## Extracted entries
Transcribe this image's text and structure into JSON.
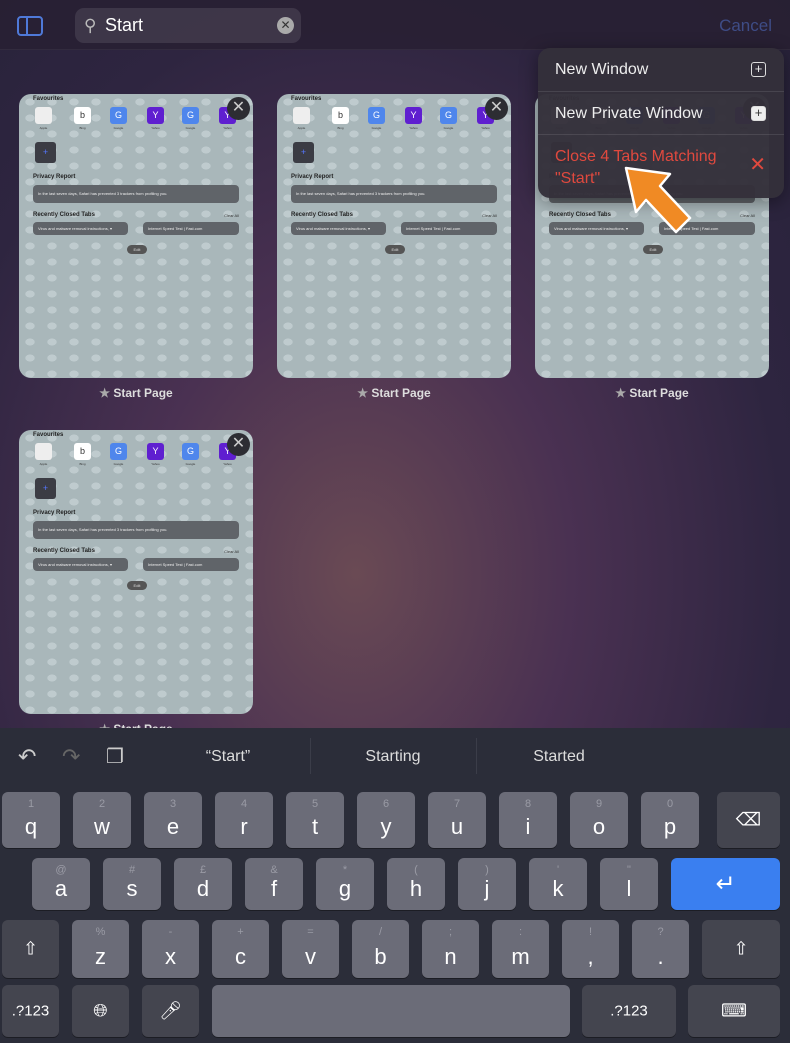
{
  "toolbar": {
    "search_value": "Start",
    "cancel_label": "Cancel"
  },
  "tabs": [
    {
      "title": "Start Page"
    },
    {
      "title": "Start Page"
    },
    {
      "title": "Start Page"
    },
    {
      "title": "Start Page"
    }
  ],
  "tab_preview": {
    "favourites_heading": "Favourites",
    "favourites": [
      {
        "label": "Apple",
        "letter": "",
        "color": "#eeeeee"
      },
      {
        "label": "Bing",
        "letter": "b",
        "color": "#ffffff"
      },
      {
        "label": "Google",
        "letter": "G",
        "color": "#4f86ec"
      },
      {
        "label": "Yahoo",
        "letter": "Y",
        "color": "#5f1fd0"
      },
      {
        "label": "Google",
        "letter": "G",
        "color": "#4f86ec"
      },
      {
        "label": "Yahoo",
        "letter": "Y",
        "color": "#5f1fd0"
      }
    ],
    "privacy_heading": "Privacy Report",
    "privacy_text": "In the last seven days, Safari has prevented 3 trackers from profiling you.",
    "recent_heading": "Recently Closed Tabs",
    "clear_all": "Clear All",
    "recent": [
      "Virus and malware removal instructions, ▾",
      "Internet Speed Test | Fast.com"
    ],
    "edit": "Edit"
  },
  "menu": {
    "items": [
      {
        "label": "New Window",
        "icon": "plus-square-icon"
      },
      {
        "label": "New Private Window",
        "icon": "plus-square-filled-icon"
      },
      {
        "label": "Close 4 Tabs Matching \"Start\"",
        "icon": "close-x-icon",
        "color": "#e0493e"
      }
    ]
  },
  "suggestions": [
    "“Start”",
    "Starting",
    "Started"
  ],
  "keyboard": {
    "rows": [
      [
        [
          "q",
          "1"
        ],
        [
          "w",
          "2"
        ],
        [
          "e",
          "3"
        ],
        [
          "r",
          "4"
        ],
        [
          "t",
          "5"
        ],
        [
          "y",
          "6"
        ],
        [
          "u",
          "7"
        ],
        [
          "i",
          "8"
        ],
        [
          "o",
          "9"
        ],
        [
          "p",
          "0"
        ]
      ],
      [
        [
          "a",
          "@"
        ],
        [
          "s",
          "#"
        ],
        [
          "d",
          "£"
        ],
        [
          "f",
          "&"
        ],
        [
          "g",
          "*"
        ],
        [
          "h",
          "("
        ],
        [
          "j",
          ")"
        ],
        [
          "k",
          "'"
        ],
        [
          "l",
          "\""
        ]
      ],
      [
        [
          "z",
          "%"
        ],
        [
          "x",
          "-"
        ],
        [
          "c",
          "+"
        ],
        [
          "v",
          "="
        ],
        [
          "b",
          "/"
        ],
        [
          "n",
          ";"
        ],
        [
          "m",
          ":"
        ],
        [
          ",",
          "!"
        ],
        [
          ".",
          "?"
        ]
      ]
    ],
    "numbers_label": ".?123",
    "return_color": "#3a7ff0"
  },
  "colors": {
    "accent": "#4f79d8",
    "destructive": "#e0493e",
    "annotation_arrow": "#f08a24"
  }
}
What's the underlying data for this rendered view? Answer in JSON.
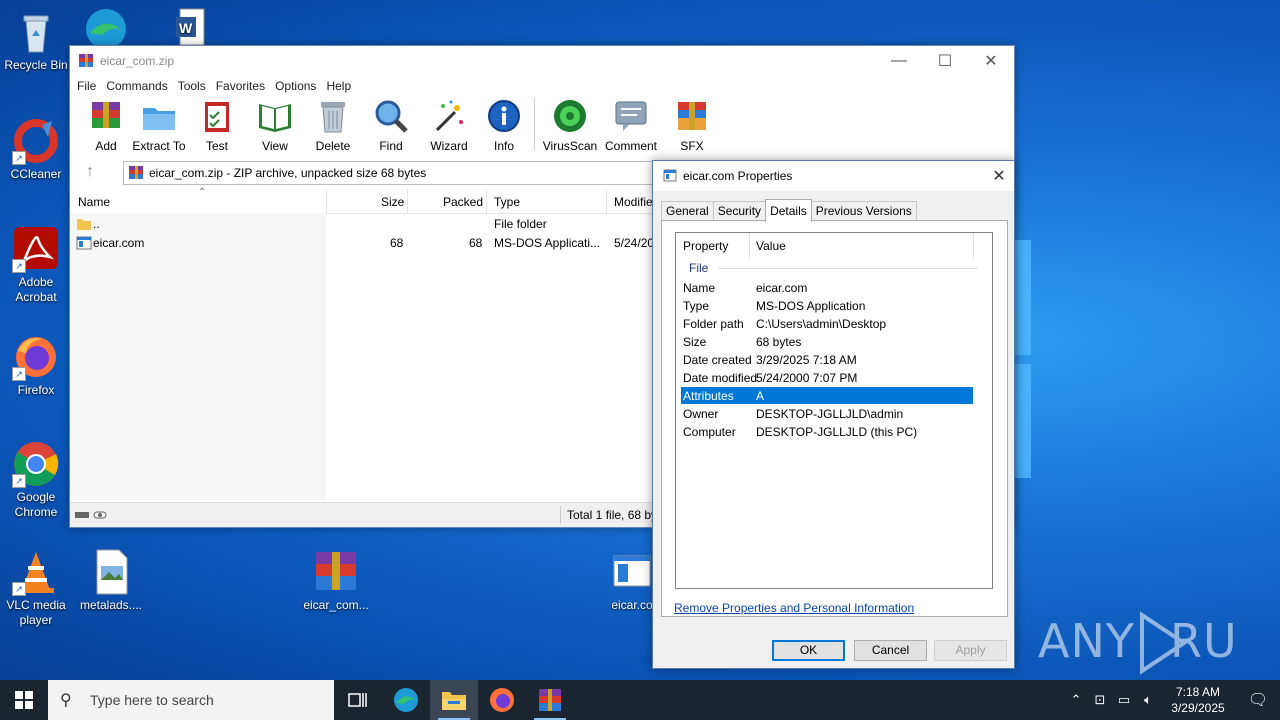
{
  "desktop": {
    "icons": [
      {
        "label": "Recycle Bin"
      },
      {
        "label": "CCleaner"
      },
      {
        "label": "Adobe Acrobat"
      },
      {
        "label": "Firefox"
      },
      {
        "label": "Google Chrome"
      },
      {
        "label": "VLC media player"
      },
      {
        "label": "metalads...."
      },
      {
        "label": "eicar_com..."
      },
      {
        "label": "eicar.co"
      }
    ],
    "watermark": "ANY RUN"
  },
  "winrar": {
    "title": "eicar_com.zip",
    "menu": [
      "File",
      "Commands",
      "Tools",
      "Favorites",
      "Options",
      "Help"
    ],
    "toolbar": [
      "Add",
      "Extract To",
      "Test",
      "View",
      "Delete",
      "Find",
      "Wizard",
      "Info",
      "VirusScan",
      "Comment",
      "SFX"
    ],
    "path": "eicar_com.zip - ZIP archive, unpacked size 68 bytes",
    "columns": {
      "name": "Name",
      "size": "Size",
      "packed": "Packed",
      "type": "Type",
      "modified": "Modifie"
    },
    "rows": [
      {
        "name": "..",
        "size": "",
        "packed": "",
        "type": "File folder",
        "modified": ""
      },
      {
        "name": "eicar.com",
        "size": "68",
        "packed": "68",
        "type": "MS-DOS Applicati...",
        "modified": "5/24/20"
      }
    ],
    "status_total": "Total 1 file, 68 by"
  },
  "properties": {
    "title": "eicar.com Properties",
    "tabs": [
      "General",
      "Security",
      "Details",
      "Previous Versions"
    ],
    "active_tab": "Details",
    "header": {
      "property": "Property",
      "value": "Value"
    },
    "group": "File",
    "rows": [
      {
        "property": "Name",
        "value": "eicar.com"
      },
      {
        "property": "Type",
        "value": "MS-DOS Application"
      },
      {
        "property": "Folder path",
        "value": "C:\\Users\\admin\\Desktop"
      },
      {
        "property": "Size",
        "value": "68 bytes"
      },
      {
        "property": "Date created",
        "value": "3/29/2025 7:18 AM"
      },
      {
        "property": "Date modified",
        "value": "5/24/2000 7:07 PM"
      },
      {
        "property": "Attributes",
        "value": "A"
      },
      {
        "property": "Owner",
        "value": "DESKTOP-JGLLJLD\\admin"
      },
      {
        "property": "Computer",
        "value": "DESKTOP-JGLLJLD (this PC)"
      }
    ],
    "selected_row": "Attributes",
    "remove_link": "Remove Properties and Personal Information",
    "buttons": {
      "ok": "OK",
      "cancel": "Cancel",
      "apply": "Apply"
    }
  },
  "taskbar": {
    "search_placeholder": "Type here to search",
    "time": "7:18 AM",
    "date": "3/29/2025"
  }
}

## Work request
Take every line from the data above that holds "plus" and copy it out.

## Solution below
        "icon": "plus-square-icon"
        "icon": "plus-square-filled-icon"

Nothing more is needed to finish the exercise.